→ **Dataset records**:
──────────────────────────────

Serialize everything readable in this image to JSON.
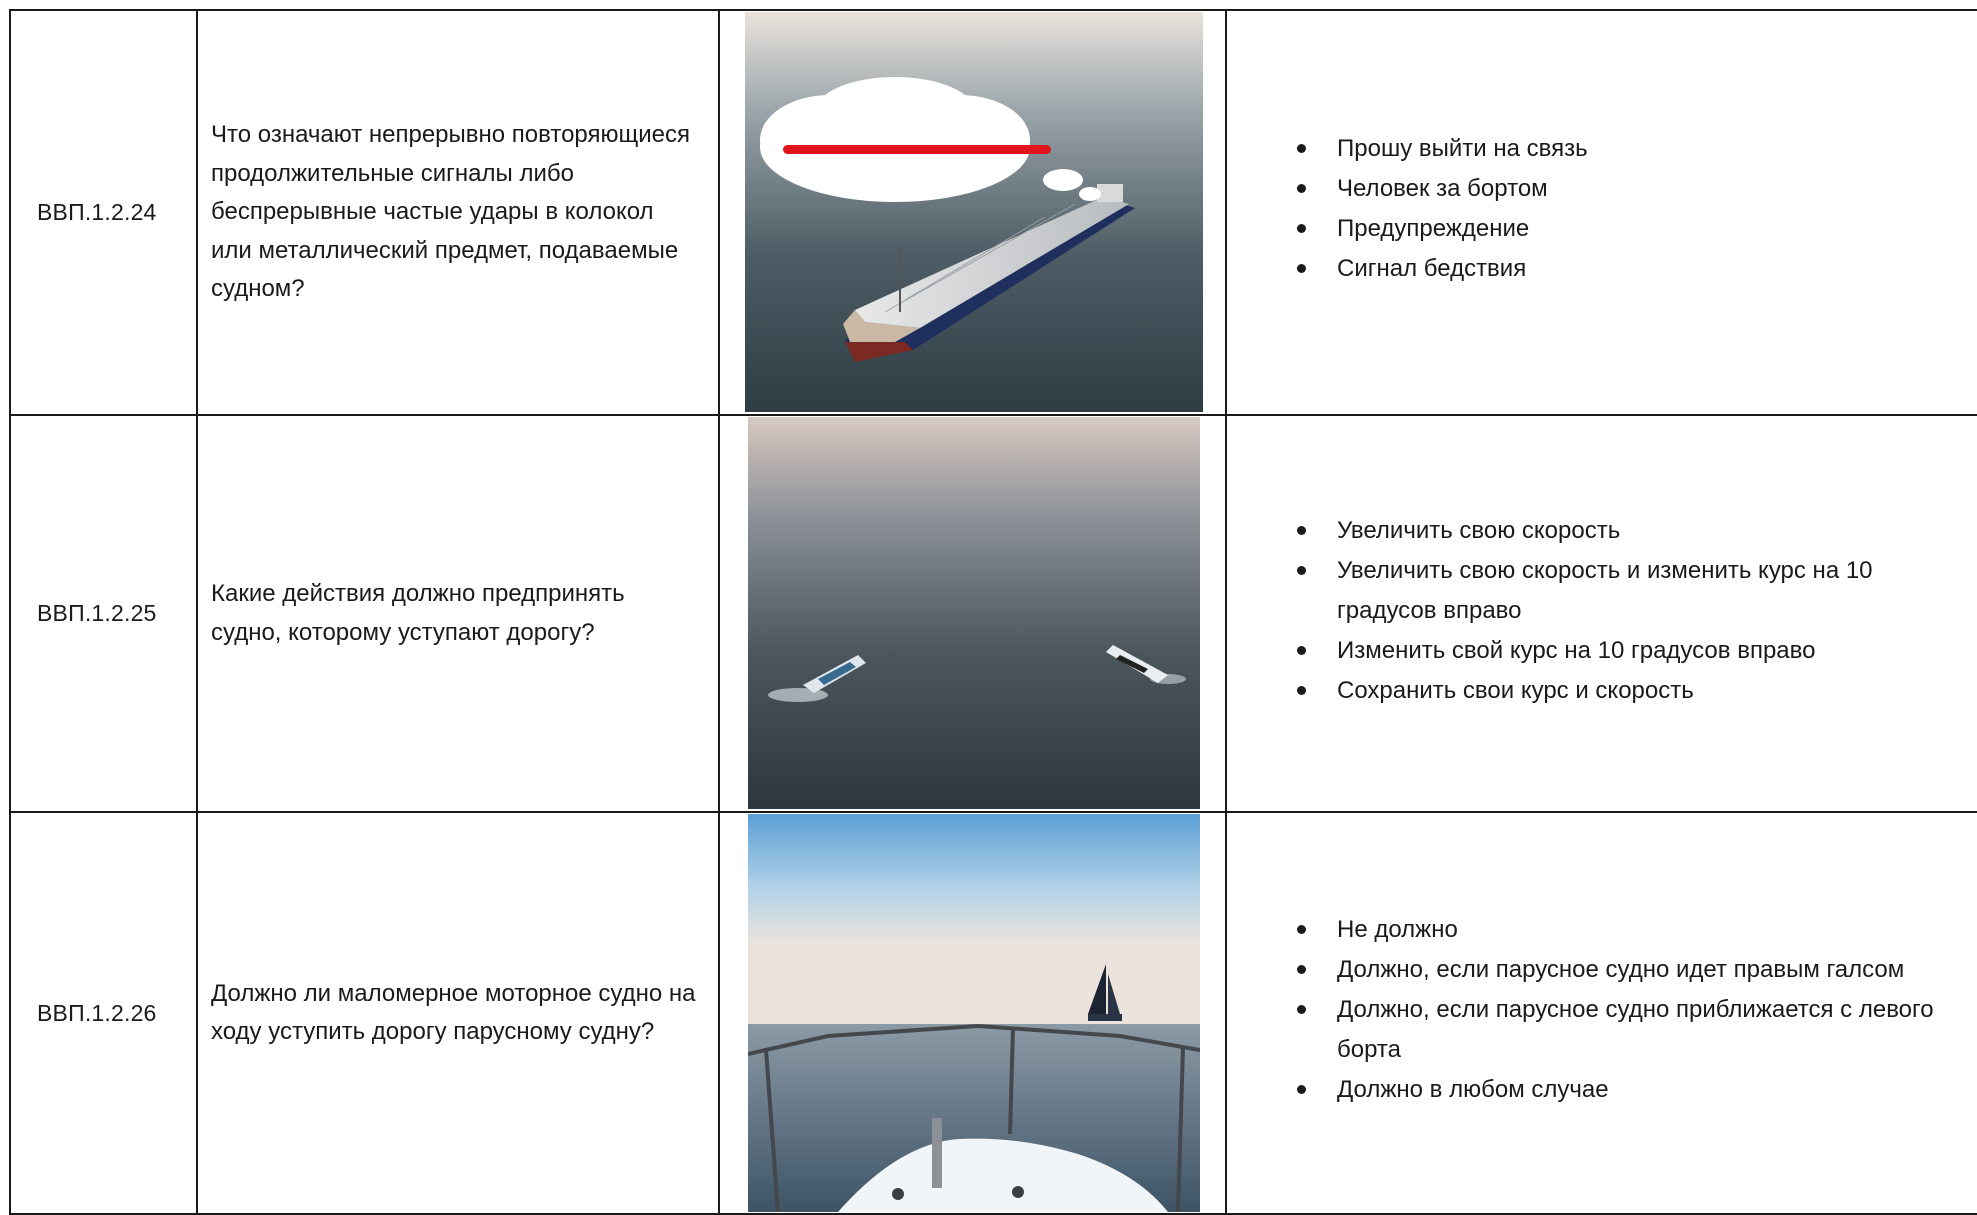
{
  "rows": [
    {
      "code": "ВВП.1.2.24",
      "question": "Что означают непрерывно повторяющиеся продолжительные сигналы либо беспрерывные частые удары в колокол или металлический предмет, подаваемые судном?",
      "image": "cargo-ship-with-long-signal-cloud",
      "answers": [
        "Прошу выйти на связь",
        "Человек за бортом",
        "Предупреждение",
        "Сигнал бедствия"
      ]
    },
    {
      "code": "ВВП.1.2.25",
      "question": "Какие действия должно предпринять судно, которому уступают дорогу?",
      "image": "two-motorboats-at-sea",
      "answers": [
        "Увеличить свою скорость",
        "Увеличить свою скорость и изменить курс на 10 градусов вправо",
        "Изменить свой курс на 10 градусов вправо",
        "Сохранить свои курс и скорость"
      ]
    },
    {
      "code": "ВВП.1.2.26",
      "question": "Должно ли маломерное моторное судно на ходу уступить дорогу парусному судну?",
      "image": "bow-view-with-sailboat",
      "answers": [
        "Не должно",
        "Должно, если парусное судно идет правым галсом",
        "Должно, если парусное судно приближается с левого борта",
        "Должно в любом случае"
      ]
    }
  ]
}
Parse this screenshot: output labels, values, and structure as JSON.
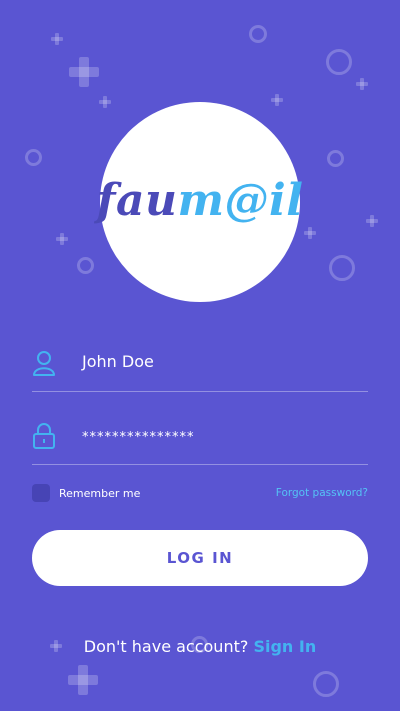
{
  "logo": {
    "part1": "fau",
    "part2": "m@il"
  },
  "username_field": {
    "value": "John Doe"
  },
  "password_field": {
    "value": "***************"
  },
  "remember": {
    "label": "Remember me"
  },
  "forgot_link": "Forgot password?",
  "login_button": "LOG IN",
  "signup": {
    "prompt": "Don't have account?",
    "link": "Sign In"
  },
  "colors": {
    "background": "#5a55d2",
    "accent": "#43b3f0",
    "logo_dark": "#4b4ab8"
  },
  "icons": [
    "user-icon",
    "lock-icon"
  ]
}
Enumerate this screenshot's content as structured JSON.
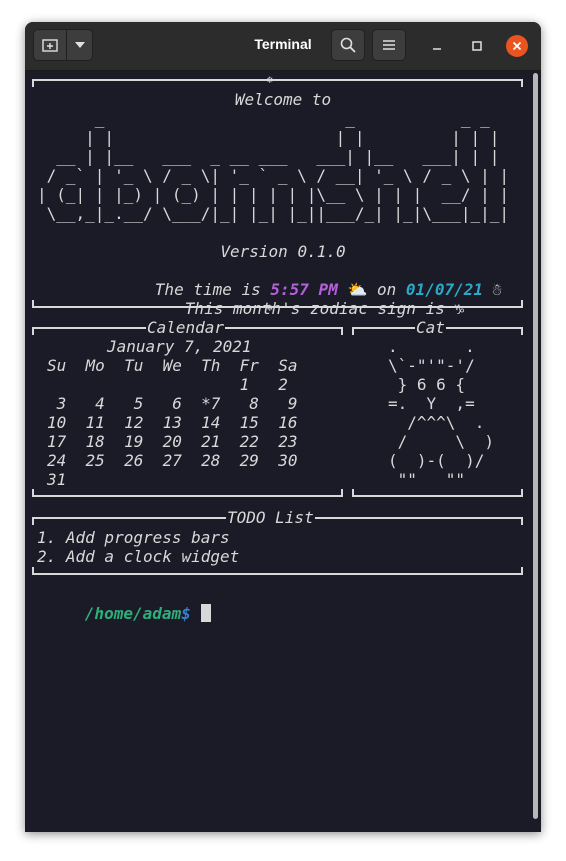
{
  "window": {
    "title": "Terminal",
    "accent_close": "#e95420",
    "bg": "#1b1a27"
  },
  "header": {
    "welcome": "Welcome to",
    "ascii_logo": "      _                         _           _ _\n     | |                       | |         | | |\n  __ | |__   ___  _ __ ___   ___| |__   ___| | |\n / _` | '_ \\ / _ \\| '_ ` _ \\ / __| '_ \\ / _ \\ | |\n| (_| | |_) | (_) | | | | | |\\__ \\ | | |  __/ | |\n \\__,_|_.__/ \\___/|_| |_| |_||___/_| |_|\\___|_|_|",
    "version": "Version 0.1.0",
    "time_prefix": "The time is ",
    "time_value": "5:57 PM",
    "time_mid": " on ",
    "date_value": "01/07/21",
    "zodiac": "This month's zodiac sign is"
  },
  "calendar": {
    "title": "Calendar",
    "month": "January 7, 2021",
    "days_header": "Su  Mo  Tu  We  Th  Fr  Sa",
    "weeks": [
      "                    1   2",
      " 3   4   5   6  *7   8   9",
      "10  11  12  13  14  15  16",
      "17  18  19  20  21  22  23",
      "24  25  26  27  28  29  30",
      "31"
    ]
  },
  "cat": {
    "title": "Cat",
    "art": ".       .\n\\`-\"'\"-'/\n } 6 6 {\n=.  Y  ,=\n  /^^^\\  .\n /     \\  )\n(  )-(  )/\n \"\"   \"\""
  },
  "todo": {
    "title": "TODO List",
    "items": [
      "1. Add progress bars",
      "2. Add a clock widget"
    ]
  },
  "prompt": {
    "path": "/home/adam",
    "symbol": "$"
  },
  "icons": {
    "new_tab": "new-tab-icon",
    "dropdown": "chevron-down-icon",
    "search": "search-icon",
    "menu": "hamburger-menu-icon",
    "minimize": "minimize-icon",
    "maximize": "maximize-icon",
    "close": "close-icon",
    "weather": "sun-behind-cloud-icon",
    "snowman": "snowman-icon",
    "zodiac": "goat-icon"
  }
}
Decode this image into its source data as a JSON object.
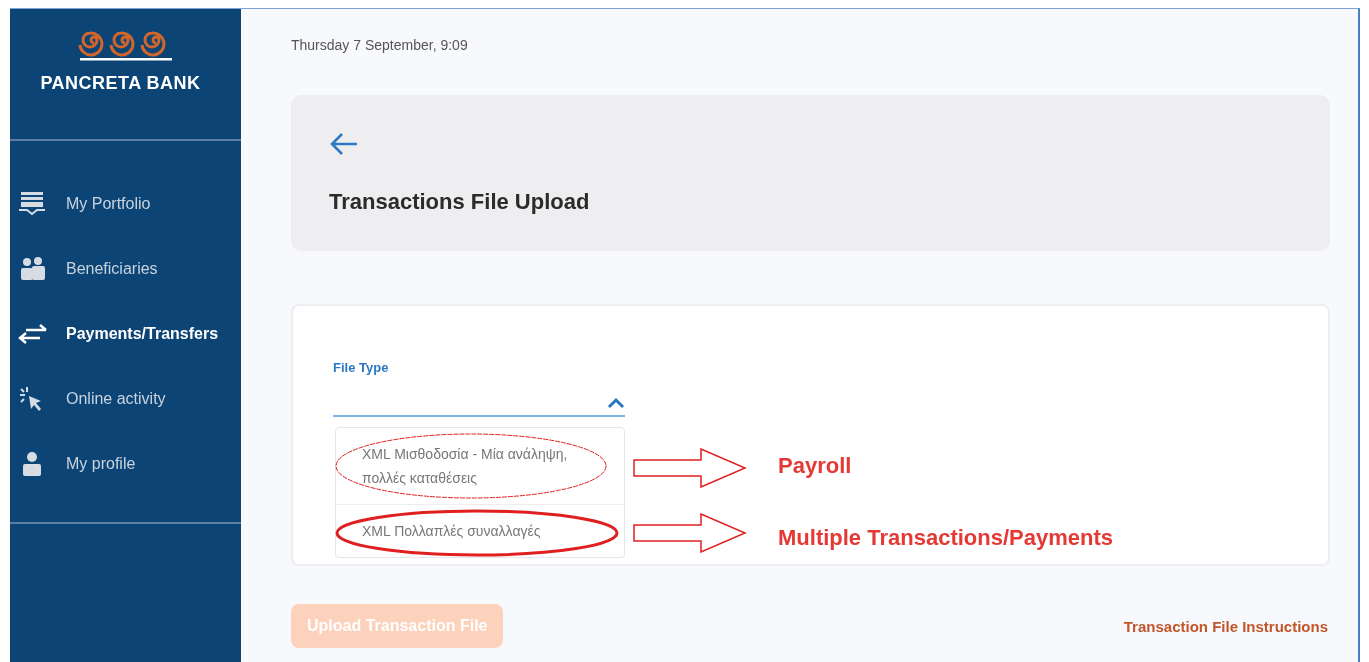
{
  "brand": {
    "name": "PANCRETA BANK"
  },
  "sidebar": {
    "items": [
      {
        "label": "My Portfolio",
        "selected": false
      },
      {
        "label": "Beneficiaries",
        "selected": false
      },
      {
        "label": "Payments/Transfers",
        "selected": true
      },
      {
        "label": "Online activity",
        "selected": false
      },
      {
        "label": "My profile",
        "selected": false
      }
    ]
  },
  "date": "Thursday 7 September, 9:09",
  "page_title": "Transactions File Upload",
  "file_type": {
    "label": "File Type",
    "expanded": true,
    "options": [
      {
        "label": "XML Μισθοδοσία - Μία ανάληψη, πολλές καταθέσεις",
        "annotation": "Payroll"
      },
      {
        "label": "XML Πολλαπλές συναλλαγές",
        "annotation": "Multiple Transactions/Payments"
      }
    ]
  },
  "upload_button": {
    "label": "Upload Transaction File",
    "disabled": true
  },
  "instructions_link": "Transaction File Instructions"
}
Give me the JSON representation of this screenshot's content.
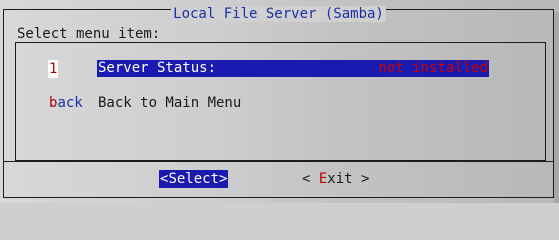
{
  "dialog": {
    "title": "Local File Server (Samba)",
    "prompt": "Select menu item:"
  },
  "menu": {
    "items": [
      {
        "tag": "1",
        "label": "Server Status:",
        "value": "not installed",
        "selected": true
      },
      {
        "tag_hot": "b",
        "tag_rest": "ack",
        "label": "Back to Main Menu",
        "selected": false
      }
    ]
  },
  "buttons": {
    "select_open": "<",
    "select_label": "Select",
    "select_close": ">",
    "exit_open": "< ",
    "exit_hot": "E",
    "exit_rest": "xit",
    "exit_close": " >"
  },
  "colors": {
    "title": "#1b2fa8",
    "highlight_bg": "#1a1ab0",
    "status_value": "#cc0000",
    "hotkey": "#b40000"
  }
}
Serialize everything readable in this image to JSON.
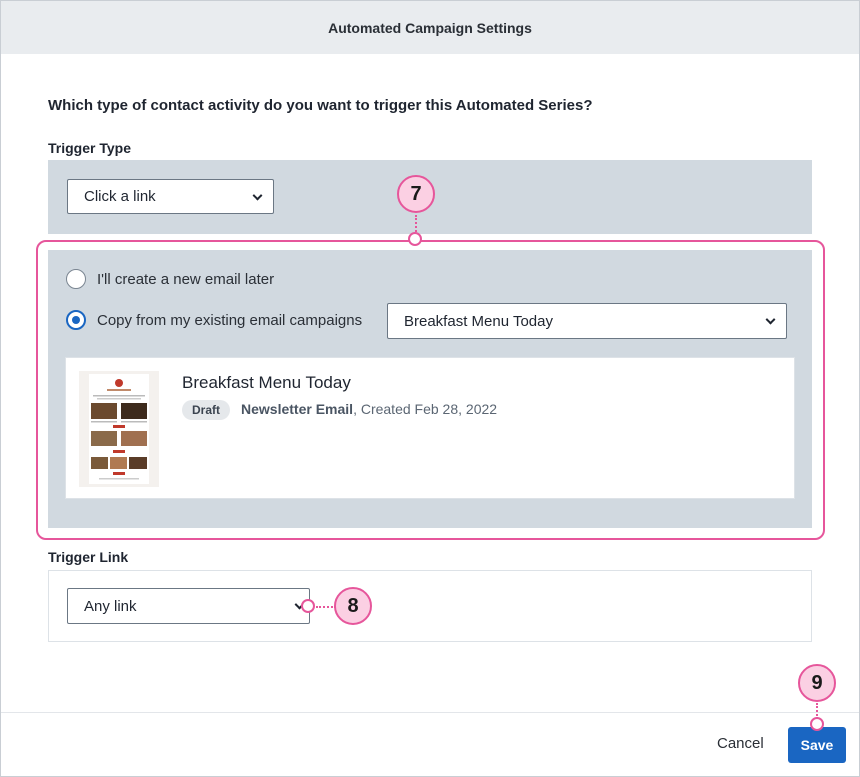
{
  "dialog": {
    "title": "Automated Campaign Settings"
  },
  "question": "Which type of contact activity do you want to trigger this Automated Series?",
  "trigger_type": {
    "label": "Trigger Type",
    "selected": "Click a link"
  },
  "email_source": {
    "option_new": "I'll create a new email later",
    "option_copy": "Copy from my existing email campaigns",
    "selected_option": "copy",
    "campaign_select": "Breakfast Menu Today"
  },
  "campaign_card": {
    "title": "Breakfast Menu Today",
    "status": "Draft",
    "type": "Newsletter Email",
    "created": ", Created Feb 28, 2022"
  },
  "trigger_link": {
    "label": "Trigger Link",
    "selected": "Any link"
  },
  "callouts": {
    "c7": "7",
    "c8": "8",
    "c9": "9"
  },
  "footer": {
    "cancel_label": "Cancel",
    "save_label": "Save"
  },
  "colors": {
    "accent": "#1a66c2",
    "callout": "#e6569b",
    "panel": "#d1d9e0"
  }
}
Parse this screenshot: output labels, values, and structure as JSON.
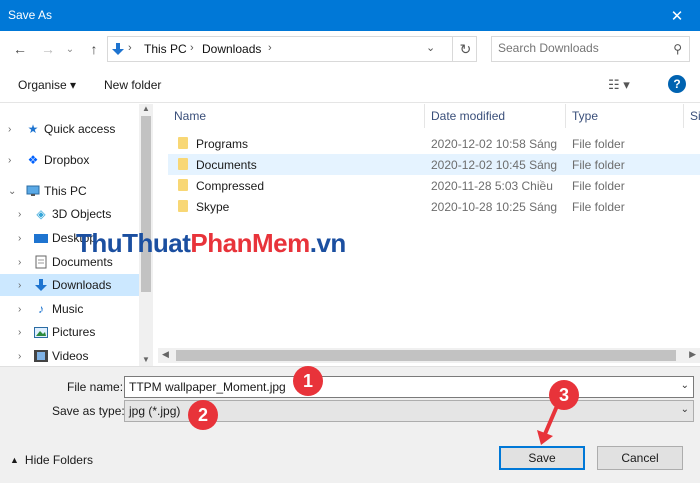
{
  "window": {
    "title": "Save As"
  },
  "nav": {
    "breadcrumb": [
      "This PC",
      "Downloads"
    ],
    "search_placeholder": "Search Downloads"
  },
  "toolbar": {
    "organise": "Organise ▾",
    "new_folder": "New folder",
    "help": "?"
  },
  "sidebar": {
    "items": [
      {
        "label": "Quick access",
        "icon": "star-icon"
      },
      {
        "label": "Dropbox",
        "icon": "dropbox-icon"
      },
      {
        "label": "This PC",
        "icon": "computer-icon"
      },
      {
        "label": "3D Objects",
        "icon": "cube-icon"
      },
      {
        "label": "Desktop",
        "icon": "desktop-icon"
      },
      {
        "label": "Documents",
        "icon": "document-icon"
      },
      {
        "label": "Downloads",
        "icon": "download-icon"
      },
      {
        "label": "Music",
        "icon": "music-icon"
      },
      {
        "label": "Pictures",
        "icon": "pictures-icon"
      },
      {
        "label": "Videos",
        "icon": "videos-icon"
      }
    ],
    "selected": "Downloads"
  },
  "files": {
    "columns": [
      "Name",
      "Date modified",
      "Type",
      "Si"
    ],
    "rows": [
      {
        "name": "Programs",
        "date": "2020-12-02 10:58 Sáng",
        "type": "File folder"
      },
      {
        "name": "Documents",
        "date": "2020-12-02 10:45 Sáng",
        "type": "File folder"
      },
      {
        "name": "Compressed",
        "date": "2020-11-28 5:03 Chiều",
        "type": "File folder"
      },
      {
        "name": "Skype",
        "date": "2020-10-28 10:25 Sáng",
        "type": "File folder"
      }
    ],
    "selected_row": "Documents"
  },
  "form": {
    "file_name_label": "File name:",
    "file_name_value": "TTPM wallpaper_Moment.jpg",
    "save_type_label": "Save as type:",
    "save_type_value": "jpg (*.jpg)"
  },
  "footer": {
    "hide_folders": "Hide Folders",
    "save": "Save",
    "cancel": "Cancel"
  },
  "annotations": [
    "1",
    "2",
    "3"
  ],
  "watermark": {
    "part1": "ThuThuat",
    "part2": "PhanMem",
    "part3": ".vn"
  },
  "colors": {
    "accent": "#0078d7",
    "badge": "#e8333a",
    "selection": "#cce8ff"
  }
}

──────────────────────────────

Show every line in the entries where the string "content" occurs.

Enumerate this screenshot's content as structured JSON.
Give me the JSON representation of this screenshot's content.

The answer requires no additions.